[Items from a dataset]
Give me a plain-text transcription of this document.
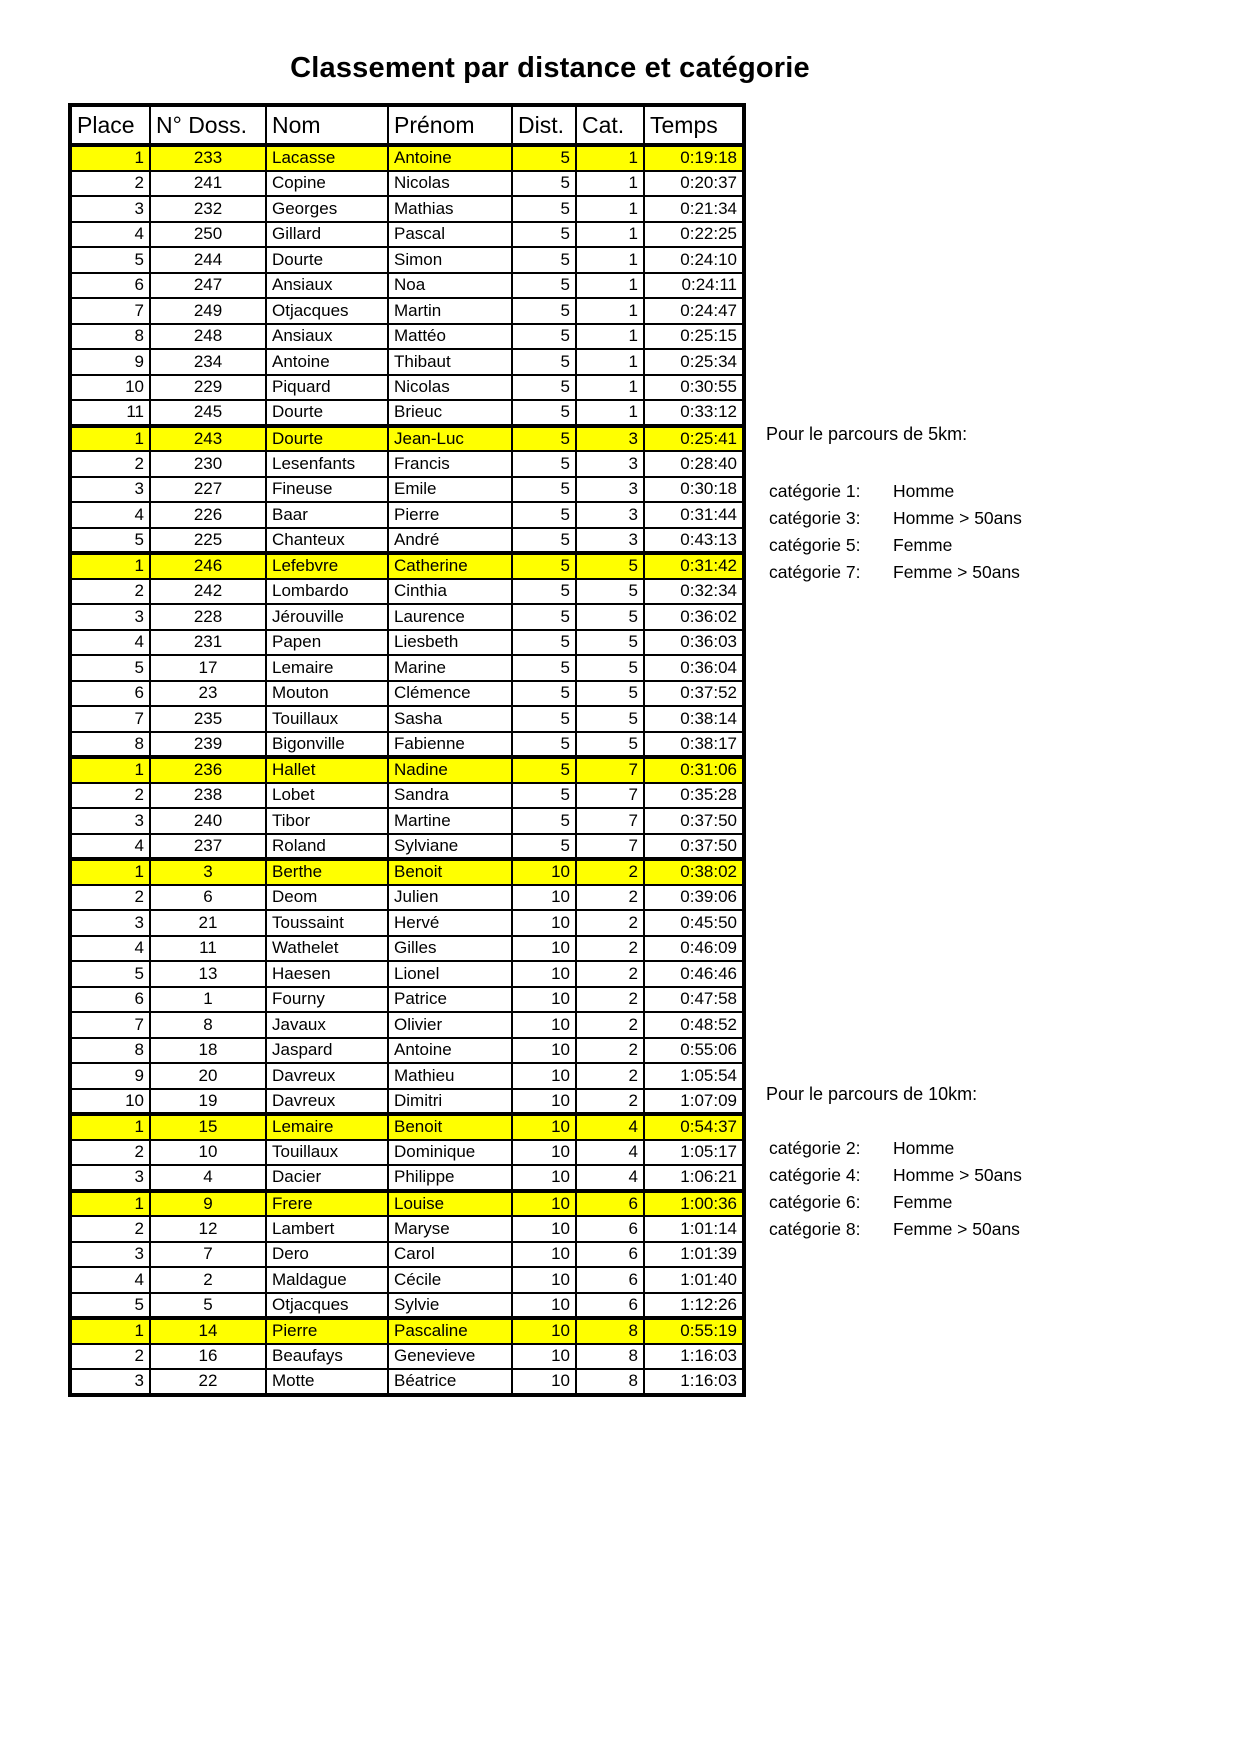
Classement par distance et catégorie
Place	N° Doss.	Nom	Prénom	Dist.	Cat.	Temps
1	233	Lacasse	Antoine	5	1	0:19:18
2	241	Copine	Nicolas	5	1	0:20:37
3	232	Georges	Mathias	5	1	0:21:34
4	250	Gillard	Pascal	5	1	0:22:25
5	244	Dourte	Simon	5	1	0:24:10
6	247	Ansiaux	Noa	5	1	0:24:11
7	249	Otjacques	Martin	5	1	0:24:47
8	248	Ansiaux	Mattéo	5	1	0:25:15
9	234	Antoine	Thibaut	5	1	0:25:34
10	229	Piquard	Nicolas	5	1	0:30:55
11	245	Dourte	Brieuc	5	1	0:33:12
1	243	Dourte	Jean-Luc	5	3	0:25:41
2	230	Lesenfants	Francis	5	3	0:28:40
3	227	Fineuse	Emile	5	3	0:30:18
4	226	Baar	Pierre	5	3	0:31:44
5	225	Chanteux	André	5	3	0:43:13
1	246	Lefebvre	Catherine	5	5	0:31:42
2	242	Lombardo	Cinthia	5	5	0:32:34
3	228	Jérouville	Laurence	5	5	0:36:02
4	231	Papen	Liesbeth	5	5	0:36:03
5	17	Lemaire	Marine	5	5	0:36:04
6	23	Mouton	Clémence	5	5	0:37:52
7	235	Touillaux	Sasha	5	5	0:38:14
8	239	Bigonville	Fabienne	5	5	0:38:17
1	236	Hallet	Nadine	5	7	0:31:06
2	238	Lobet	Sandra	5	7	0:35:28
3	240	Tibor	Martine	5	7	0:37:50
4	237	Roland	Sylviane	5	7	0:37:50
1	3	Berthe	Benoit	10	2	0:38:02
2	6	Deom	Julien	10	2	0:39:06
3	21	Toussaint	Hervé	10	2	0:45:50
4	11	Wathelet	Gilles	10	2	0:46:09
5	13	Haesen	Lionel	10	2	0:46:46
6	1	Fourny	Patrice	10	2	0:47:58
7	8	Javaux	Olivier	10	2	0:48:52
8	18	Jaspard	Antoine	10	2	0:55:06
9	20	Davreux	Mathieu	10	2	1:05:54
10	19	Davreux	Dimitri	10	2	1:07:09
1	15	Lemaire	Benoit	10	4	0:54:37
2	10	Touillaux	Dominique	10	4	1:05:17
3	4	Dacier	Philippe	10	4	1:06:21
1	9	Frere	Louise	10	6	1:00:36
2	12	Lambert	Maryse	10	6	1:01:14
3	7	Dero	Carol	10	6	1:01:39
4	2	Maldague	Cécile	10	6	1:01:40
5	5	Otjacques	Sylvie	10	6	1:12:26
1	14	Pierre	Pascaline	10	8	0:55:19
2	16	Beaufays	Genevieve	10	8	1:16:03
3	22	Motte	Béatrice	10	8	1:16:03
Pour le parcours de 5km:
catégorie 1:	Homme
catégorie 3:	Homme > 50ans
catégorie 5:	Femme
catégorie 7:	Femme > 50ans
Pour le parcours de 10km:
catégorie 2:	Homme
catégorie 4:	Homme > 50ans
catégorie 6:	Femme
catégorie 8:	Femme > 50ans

> _Set task_
Pull out each line of the records holding the string "Touillaux".

> _Final answer_
7	235	Touillaux	Sasha	5	5	0:38:14
2	10	Touillaux	Dominique	10	4	1:05:17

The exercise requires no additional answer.